>> start Provided records

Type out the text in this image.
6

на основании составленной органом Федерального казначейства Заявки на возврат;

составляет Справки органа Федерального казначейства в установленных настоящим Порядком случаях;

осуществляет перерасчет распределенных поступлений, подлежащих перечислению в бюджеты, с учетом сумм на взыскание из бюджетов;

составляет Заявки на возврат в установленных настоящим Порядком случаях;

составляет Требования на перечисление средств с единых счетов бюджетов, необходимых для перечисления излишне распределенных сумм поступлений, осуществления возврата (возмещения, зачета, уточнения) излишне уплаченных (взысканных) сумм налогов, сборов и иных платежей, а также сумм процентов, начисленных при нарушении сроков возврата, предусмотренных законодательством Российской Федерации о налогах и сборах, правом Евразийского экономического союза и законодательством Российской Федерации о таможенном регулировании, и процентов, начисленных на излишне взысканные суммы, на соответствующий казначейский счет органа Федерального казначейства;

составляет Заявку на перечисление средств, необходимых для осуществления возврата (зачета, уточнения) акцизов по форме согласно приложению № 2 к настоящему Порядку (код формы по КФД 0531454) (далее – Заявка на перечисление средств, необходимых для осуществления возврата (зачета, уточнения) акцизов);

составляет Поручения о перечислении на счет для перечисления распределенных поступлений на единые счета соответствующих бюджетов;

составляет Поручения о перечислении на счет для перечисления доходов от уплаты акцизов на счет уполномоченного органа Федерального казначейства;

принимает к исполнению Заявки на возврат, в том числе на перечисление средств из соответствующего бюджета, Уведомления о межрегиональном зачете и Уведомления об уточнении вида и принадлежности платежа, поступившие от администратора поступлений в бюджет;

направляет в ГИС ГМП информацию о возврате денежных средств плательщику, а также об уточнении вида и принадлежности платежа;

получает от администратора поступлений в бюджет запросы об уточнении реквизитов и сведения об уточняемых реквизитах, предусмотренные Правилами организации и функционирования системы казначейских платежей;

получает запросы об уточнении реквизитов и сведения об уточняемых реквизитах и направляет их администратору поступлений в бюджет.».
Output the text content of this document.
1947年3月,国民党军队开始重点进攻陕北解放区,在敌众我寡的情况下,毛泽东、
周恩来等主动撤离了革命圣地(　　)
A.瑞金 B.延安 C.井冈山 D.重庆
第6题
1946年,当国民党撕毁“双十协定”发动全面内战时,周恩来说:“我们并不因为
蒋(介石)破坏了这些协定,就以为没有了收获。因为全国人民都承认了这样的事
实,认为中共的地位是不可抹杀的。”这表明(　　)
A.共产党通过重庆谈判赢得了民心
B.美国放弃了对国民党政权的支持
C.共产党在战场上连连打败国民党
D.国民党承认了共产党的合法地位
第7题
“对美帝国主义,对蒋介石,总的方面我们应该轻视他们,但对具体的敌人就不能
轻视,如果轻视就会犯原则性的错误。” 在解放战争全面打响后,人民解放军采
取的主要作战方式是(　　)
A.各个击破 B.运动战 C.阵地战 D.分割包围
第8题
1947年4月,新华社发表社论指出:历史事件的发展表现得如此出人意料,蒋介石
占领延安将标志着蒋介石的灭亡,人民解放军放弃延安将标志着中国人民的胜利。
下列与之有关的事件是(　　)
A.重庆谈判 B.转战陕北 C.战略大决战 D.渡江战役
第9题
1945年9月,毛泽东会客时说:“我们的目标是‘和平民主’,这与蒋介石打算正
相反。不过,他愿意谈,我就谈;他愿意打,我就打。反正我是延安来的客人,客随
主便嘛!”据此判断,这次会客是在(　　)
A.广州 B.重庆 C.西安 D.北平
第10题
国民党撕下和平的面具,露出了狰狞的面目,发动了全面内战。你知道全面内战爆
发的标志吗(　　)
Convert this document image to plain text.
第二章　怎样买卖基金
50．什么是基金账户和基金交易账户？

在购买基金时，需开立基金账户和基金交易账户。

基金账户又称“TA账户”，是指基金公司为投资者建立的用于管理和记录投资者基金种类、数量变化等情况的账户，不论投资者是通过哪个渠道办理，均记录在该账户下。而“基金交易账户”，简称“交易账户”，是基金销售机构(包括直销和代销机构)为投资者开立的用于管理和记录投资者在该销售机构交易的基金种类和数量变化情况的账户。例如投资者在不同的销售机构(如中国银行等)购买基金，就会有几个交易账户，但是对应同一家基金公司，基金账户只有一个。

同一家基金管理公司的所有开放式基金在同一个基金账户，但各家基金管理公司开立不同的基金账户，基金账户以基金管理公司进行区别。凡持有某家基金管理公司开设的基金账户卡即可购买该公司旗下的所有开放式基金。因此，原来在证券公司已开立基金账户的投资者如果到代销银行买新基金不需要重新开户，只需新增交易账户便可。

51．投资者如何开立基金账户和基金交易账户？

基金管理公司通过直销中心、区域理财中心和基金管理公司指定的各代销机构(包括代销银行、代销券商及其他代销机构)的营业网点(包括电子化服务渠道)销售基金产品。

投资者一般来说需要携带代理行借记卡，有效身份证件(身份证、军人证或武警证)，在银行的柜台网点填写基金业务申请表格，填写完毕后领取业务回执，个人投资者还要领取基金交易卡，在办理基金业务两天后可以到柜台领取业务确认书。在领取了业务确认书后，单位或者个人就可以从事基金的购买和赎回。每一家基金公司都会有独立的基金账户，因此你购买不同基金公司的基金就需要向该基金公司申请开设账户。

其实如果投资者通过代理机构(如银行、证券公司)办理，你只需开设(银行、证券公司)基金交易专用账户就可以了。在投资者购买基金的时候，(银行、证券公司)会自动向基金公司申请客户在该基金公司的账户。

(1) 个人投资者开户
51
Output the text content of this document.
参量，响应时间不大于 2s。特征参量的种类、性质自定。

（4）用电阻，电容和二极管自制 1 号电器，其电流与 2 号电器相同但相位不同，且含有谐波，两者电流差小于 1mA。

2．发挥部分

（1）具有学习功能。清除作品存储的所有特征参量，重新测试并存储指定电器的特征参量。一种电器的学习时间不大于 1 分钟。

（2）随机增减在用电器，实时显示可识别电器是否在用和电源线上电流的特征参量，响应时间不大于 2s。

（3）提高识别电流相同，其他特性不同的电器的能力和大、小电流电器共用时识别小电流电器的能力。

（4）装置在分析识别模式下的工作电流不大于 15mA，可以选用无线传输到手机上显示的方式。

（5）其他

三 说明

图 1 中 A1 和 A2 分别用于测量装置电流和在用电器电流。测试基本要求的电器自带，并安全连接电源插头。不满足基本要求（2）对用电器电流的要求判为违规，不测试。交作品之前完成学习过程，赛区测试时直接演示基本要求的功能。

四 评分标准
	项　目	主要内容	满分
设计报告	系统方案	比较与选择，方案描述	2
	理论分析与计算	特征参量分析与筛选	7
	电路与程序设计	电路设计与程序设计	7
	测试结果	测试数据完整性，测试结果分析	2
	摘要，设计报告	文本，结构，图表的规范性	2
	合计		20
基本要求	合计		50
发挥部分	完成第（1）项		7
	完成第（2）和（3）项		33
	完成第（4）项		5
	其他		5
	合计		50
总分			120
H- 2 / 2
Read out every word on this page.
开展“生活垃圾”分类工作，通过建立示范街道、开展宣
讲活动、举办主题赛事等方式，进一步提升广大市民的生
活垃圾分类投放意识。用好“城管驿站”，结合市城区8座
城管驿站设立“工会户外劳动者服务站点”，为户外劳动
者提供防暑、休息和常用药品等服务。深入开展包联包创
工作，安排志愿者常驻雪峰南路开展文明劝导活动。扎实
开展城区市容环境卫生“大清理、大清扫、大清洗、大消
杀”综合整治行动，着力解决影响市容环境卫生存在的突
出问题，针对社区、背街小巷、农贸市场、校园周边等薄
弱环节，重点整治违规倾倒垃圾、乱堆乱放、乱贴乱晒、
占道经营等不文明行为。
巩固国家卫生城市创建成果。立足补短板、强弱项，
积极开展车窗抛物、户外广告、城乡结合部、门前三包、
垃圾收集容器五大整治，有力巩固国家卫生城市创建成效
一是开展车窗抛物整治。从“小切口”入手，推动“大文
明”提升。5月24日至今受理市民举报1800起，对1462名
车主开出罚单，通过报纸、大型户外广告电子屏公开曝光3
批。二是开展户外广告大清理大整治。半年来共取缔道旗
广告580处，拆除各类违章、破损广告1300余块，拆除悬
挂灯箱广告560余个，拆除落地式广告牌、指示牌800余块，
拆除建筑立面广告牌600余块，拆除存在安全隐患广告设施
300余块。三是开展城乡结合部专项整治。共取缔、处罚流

>> end Provided records

## Short task
Extract every line containing the string "image" from the material.

## Full output
Type out the text in this image.
Convert this document image to plain text.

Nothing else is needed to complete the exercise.